Exercise details: Give the number of lines in the entries that contain "triangle". State only the count.
§ §
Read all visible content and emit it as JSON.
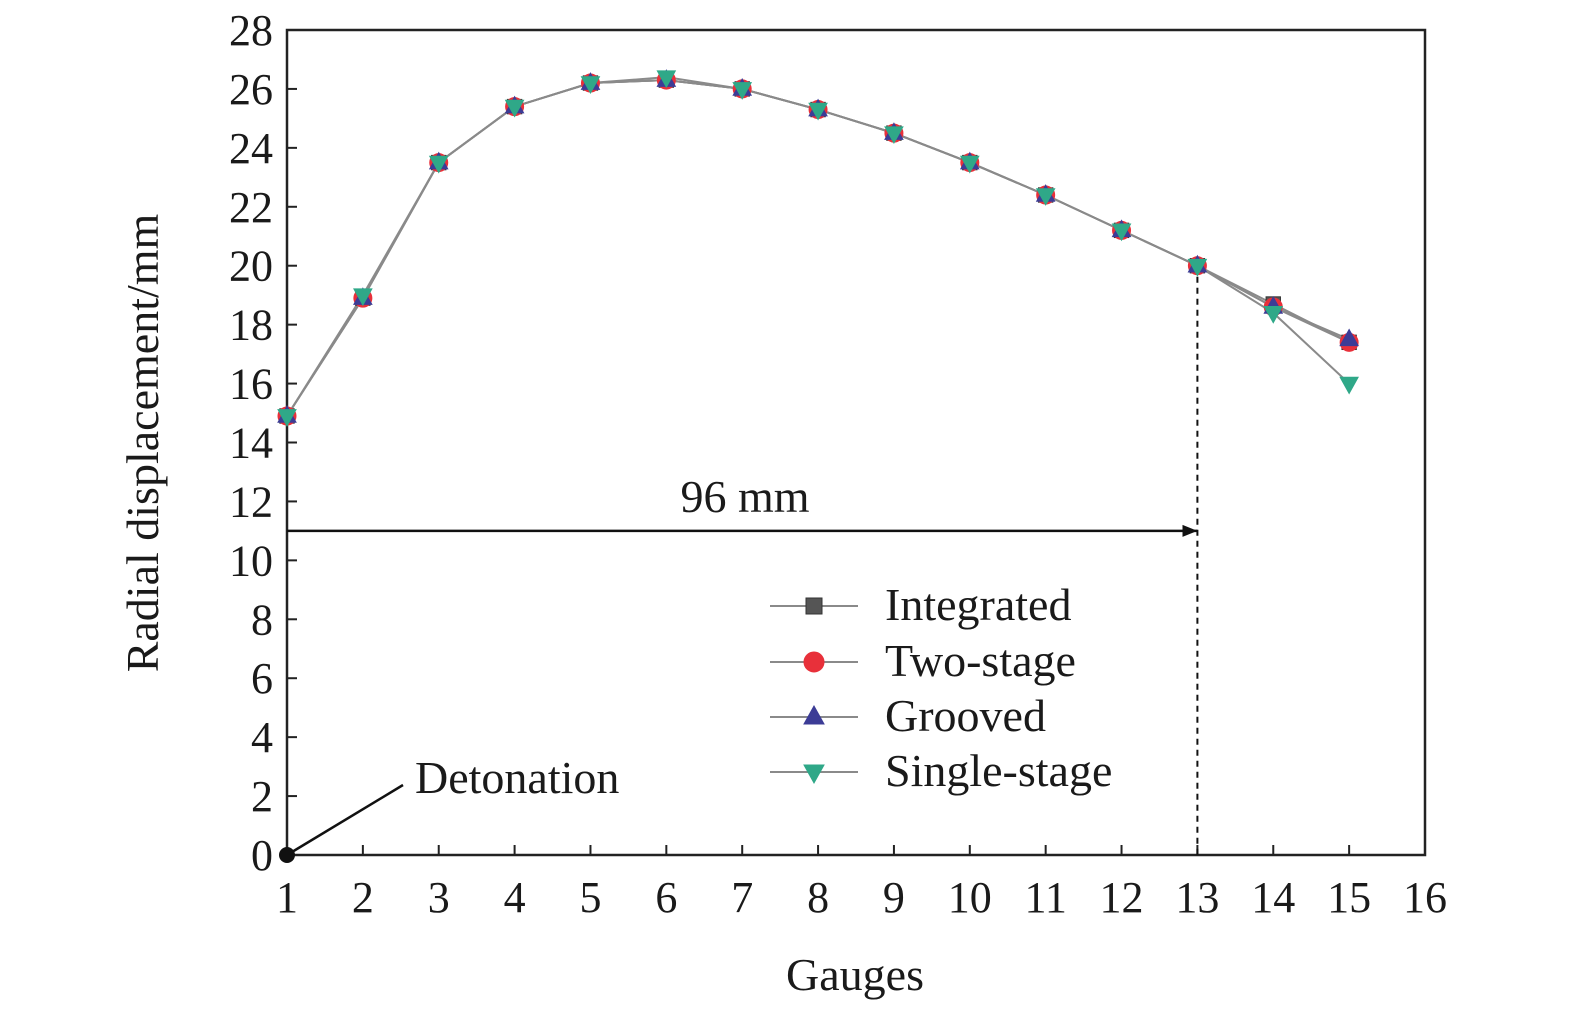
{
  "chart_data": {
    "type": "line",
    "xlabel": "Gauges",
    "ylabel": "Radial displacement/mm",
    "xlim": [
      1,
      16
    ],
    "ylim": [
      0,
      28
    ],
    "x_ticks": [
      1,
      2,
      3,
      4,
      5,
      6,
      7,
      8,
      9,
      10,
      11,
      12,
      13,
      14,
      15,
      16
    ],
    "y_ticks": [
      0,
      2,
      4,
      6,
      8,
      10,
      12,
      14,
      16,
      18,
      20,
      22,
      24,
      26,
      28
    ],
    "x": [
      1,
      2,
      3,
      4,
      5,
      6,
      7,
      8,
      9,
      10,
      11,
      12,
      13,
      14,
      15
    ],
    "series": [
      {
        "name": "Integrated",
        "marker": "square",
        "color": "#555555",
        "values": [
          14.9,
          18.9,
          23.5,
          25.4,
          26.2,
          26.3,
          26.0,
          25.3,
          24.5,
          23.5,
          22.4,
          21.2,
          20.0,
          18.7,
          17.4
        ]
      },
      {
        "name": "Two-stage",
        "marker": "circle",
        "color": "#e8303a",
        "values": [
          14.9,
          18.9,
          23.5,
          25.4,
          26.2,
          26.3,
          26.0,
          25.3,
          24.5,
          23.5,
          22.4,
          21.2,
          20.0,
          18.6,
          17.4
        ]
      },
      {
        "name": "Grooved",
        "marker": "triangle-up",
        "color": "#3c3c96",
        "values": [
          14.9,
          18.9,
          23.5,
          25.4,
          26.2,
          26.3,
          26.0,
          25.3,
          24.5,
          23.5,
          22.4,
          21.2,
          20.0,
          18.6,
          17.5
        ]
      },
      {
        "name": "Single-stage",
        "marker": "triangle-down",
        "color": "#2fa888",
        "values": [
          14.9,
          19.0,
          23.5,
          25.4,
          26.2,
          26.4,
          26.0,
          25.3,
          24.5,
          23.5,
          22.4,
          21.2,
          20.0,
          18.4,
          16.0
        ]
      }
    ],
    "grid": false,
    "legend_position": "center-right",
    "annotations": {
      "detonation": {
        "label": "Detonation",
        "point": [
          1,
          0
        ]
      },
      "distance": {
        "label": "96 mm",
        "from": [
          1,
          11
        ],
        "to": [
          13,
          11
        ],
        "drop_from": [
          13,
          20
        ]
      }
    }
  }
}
§ §
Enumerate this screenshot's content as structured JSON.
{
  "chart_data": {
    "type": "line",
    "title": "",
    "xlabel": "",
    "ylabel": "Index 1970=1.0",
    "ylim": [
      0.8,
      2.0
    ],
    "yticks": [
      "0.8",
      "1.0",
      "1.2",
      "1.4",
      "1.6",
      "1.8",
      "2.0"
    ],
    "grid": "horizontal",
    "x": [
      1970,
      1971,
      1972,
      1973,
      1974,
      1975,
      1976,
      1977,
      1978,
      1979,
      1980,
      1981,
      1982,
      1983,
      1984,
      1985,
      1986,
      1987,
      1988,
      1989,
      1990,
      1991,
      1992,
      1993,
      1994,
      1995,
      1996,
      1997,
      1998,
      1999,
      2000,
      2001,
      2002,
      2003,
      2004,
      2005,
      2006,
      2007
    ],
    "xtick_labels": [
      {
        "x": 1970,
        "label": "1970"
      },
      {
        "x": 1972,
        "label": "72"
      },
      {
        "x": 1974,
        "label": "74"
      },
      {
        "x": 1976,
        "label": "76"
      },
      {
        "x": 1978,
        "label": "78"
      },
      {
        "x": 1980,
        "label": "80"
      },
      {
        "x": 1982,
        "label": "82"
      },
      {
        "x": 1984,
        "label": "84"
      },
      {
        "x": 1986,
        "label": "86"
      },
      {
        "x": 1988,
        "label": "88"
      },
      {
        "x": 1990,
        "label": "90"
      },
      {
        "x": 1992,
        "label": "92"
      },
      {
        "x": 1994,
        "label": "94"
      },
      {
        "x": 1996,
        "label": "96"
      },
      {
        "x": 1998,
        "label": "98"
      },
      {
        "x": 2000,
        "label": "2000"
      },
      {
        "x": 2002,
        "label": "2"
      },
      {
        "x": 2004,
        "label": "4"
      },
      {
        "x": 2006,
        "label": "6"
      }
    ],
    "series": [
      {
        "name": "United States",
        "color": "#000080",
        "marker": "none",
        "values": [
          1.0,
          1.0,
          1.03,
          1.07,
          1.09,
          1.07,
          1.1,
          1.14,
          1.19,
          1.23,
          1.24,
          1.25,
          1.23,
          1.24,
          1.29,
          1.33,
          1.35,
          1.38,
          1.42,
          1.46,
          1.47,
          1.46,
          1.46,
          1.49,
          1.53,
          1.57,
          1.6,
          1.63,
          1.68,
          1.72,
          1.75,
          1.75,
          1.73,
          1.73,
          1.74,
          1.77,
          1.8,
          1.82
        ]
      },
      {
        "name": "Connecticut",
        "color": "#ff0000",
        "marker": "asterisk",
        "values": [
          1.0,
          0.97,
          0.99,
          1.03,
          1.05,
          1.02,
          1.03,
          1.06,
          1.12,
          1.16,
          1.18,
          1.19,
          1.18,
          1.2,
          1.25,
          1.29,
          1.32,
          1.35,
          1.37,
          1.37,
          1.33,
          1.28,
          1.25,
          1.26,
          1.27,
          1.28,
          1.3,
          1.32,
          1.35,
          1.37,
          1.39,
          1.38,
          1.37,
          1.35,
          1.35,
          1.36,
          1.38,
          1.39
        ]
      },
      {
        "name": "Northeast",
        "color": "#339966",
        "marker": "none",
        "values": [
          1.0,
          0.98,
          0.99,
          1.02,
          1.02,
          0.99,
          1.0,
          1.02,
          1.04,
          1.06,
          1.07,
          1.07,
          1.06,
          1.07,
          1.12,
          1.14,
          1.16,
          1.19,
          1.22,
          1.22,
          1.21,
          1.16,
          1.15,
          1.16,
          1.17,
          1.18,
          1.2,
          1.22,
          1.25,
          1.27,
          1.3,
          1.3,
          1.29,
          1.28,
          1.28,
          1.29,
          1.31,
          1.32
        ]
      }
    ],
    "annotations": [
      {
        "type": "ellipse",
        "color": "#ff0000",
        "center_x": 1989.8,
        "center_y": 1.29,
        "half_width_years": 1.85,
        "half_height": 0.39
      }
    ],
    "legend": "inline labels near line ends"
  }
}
§ §
Response: 2